(Problem) Extract the records in full, leaving every picture out.

(Given records)
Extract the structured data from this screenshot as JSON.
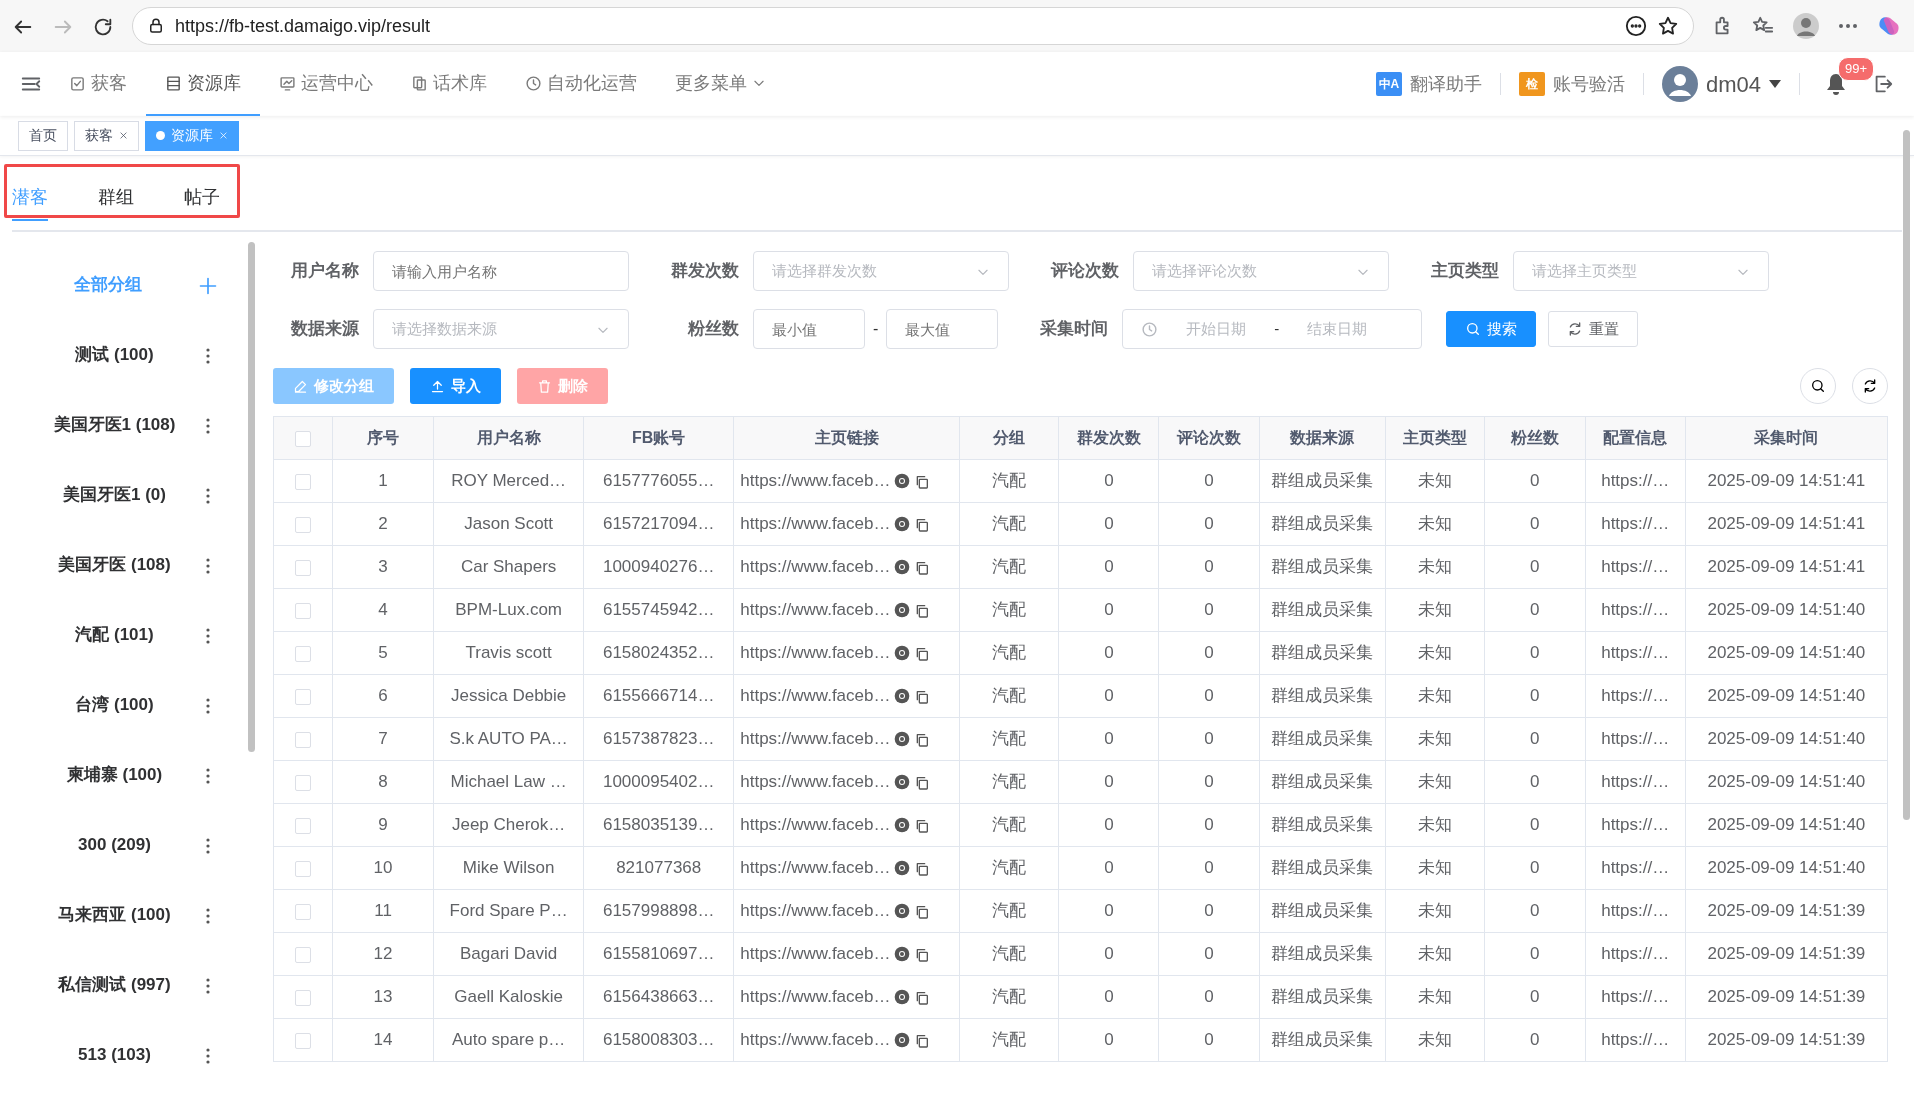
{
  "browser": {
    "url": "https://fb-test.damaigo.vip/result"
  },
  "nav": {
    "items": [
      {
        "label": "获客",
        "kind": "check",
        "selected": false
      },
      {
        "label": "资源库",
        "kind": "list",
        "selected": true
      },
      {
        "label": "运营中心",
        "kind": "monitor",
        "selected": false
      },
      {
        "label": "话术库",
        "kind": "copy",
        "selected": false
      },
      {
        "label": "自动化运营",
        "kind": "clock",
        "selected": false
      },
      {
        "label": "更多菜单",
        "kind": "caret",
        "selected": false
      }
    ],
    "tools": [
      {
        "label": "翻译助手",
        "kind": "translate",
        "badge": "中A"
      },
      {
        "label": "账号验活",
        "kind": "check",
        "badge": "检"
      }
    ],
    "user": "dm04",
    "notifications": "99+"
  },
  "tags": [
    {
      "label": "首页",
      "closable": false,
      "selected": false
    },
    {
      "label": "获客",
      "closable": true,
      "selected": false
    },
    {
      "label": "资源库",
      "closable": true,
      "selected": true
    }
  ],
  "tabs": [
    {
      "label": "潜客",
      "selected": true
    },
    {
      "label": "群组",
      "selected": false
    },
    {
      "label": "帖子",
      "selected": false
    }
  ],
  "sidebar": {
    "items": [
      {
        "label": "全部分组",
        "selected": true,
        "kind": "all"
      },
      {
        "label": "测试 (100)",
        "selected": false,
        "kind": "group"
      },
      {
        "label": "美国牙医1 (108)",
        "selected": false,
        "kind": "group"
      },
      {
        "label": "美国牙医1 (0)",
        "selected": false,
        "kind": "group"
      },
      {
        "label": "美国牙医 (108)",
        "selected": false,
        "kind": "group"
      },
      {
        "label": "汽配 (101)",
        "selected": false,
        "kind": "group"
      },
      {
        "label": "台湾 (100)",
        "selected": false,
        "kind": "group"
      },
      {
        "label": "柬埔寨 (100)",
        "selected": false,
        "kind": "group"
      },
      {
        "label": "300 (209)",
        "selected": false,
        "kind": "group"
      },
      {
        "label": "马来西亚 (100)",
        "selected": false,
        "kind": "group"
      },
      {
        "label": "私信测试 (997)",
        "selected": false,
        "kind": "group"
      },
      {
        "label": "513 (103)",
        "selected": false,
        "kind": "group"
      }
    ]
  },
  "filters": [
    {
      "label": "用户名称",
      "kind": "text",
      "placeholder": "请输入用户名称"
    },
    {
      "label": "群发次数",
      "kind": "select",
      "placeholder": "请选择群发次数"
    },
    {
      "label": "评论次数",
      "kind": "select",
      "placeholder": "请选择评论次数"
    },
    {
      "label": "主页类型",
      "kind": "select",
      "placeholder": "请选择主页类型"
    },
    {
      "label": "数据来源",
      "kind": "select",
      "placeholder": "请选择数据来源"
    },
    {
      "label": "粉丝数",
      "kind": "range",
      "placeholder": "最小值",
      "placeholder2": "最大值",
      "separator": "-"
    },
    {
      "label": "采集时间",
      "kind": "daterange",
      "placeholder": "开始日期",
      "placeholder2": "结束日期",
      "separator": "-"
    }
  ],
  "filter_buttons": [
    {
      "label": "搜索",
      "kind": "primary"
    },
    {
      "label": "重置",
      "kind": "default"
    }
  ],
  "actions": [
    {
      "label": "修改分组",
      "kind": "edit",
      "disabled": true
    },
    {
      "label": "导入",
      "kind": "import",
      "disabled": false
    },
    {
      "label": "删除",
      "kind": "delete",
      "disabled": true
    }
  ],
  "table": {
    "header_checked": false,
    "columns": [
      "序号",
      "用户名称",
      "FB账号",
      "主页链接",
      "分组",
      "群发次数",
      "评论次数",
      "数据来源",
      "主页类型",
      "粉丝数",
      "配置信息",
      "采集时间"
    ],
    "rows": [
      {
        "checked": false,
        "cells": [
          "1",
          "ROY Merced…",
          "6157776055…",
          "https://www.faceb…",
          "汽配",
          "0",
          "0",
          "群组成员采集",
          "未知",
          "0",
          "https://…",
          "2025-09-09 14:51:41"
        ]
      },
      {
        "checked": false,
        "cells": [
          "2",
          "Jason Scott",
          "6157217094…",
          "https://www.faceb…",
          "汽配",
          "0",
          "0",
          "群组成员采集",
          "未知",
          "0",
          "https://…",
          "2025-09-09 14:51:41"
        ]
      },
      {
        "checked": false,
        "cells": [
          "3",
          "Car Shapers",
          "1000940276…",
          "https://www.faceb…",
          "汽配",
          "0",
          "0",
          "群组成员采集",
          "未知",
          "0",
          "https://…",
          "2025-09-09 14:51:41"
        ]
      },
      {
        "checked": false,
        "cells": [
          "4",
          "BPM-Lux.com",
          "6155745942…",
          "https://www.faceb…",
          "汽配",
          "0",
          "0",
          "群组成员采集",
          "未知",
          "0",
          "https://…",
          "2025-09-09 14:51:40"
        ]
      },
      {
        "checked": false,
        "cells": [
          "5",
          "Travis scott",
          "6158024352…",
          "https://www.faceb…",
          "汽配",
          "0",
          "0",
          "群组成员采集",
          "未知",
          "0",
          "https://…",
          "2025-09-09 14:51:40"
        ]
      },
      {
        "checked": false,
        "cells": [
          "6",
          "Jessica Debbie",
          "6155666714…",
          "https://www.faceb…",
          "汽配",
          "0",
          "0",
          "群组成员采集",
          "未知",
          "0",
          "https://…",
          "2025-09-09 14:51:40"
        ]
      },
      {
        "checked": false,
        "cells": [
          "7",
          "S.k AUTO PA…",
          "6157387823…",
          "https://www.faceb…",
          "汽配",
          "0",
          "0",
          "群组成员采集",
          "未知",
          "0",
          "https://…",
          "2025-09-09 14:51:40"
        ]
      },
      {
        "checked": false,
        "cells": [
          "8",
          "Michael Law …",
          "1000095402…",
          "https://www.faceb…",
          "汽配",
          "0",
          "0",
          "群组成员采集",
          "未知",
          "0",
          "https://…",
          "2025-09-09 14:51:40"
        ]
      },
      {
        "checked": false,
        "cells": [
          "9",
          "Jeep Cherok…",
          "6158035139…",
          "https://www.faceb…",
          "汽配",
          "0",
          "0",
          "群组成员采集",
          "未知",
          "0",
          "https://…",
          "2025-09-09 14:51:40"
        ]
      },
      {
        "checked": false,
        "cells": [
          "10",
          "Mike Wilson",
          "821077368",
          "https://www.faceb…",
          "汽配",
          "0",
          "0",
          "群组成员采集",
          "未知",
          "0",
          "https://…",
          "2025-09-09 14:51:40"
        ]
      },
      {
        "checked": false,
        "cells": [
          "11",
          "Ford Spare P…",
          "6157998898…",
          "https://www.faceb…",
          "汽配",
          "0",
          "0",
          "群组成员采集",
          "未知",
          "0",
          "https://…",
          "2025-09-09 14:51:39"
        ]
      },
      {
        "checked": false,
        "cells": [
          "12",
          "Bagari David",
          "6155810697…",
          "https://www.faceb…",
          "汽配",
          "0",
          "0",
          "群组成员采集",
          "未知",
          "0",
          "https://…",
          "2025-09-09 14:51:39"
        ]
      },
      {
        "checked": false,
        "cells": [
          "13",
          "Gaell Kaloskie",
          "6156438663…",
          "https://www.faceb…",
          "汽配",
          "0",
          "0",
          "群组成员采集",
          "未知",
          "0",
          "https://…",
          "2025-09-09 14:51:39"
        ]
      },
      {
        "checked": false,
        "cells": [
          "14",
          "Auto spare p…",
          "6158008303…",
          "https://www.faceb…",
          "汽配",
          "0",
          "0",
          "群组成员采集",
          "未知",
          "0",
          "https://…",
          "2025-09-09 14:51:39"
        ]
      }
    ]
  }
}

(Correct output)
Extract the structured data from this screenshot as JSON.
{
  "browser": {
    "url": "https://fb-test.damaigo.vip/result"
  },
  "nav": {
    "items": [
      {
        "label": "获客",
        "kind": "check",
        "selected": false
      },
      {
        "label": "资源库",
        "kind": "list",
        "selected": true
      },
      {
        "label": "运营中心",
        "kind": "monitor",
        "selected": false
      },
      {
        "label": "话术库",
        "kind": "copy",
        "selected": false
      },
      {
        "label": "自动化运营",
        "kind": "clock",
        "selected": false
      },
      {
        "label": "更多菜单",
        "kind": "caret",
        "selected": false
      }
    ],
    "tools": [
      {
        "label": "翻译助手",
        "kind": "translate",
        "badge": "中A"
      },
      {
        "label": "账号验活",
        "kind": "check",
        "badge": "检"
      }
    ],
    "user": "dm04",
    "notifications": "99+"
  },
  "tags": [
    {
      "label": "首页",
      "closable": false,
      "selected": false
    },
    {
      "label": "获客",
      "closable": true,
      "selected": false
    },
    {
      "label": "资源库",
      "closable": true,
      "selected": true
    }
  ],
  "tabs": [
    {
      "label": "潜客",
      "selected": true
    },
    {
      "label": "群组",
      "selected": false
    },
    {
      "label": "帖子",
      "selected": false
    }
  ],
  "sidebar": {
    "items": [
      {
        "label": "全部分组",
        "selected": true,
        "kind": "all"
      },
      {
        "label": "测试 (100)",
        "selected": false,
        "kind": "group"
      },
      {
        "label": "美国牙医1 (108)",
        "selected": false,
        "kind": "group"
      },
      {
        "label": "美国牙医1 (0)",
        "selected": false,
        "kind": "group"
      },
      {
        "label": "美国牙医 (108)",
        "selected": false,
        "kind": "group"
      },
      {
        "label": "汽配 (101)",
        "selected": false,
        "kind": "group"
      },
      {
        "label": "台湾 (100)",
        "selected": false,
        "kind": "group"
      },
      {
        "label": "柬埔寨 (100)",
        "selected": false,
        "kind": "group"
      },
      {
        "label": "300 (209)",
        "selected": false,
        "kind": "group"
      },
      {
        "label": "马来西亚 (100)",
        "selected": false,
        "kind": "group"
      },
      {
        "label": "私信测试 (997)",
        "selected": false,
        "kind": "group"
      },
      {
        "label": "513 (103)",
        "selected": false,
        "kind": "group"
      }
    ]
  },
  "filters": [
    {
      "label": "用户名称",
      "kind": "text",
      "placeholder": "请输入用户名称"
    },
    {
      "label": "群发次数",
      "kind": "select",
      "placeholder": "请选择群发次数"
    },
    {
      "label": "评论次数",
      "kind": "select",
      "placeholder": "请选择评论次数"
    },
    {
      "label": "主页类型",
      "kind": "select",
      "placeholder": "请选择主页类型"
    },
    {
      "label": "数据来源",
      "kind": "select",
      "placeholder": "请选择数据来源"
    },
    {
      "label": "粉丝数",
      "kind": "range",
      "placeholder": "最小值",
      "placeholder2": "最大值",
      "separator": "-"
    },
    {
      "label": "采集时间",
      "kind": "daterange",
      "placeholder": "开始日期",
      "placeholder2": "结束日期",
      "separator": "-"
    }
  ],
  "filter_buttons": [
    {
      "label": "搜索",
      "kind": "primary"
    },
    {
      "label": "重置",
      "kind": "default"
    }
  ],
  "actions": [
    {
      "label": "修改分组",
      "kind": "edit",
      "disabled": true
    },
    {
      "label": "导入",
      "kind": "import",
      "disabled": false
    },
    {
      "label": "删除",
      "kind": "delete",
      "disabled": true
    }
  ],
  "table": {
    "header_checked": false,
    "columns": [
      "序号",
      "用户名称",
      "FB账号",
      "主页链接",
      "分组",
      "群发次数",
      "评论次数",
      "数据来源",
      "主页类型",
      "粉丝数",
      "配置信息",
      "采集时间"
    ],
    "rows": [
      {
        "checked": false,
        "cells": [
          "1",
          "ROY Merced…",
          "6157776055…",
          "https://www.faceb…",
          "汽配",
          "0",
          "0",
          "群组成员采集",
          "未知",
          "0",
          "https://…",
          "2025-09-09 14:51:41"
        ]
      },
      {
        "checked": false,
        "cells": [
          "2",
          "Jason Scott",
          "6157217094…",
          "https://www.faceb…",
          "汽配",
          "0",
          "0",
          "群组成员采集",
          "未知",
          "0",
          "https://…",
          "2025-09-09 14:51:41"
        ]
      },
      {
        "checked": false,
        "cells": [
          "3",
          "Car Shapers",
          "1000940276…",
          "https://www.faceb…",
          "汽配",
          "0",
          "0",
          "群组成员采集",
          "未知",
          "0",
          "https://…",
          "2025-09-09 14:51:41"
        ]
      },
      {
        "checked": false,
        "cells": [
          "4",
          "BPM-Lux.com",
          "6155745942…",
          "https://www.faceb…",
          "汽配",
          "0",
          "0",
          "群组成员采集",
          "未知",
          "0",
          "https://…",
          "2025-09-09 14:51:40"
        ]
      },
      {
        "checked": false,
        "cells": [
          "5",
          "Travis scott",
          "6158024352…",
          "https://www.faceb…",
          "汽配",
          "0",
          "0",
          "群组成员采集",
          "未知",
          "0",
          "https://…",
          "2025-09-09 14:51:40"
        ]
      },
      {
        "checked": false,
        "cells": [
          "6",
          "Jessica Debbie",
          "6155666714…",
          "https://www.faceb…",
          "汽配",
          "0",
          "0",
          "群组成员采集",
          "未知",
          "0",
          "https://…",
          "2025-09-09 14:51:40"
        ]
      },
      {
        "checked": false,
        "cells": [
          "7",
          "S.k AUTO PA…",
          "6157387823…",
          "https://www.faceb…",
          "汽配",
          "0",
          "0",
          "群组成员采集",
          "未知",
          "0",
          "https://…",
          "2025-09-09 14:51:40"
        ]
      },
      {
        "checked": false,
        "cells": [
          "8",
          "Michael Law …",
          "1000095402…",
          "https://www.faceb…",
          "汽配",
          "0",
          "0",
          "群组成员采集",
          "未知",
          "0",
          "https://…",
          "2025-09-09 14:51:40"
        ]
      },
      {
        "checked": false,
        "cells": [
          "9",
          "Jeep Cherok…",
          "6158035139…",
          "https://www.faceb…",
          "汽配",
          "0",
          "0",
          "群组成员采集",
          "未知",
          "0",
          "https://…",
          "2025-09-09 14:51:40"
        ]
      },
      {
        "checked": false,
        "cells": [
          "10",
          "Mike Wilson",
          "821077368",
          "https://www.faceb…",
          "汽配",
          "0",
          "0",
          "群组成员采集",
          "未知",
          "0",
          "https://…",
          "2025-09-09 14:51:40"
        ]
      },
      {
        "checked": false,
        "cells": [
          "11",
          "Ford Spare P…",
          "6157998898…",
          "https://www.faceb…",
          "汽配",
          "0",
          "0",
          "群组成员采集",
          "未知",
          "0",
          "https://…",
          "2025-09-09 14:51:39"
        ]
      },
      {
        "checked": false,
        "cells": [
          "12",
          "Bagari David",
          "6155810697…",
          "https://www.faceb…",
          "汽配",
          "0",
          "0",
          "群组成员采集",
          "未知",
          "0",
          "https://…",
          "2025-09-09 14:51:39"
        ]
      },
      {
        "checked": false,
        "cells": [
          "13",
          "Gaell Kaloskie",
          "6156438663…",
          "https://www.faceb…",
          "汽配",
          "0",
          "0",
          "群组成员采集",
          "未知",
          "0",
          "https://…",
          "2025-09-09 14:51:39"
        ]
      },
      {
        "checked": false,
        "cells": [
          "14",
          "Auto spare p…",
          "6158008303…",
          "https://www.faceb…",
          "汽配",
          "0",
          "0",
          "群组成员采集",
          "未知",
          "0",
          "https://…",
          "2025-09-09 14:51:39"
        ]
      }
    ]
  }
}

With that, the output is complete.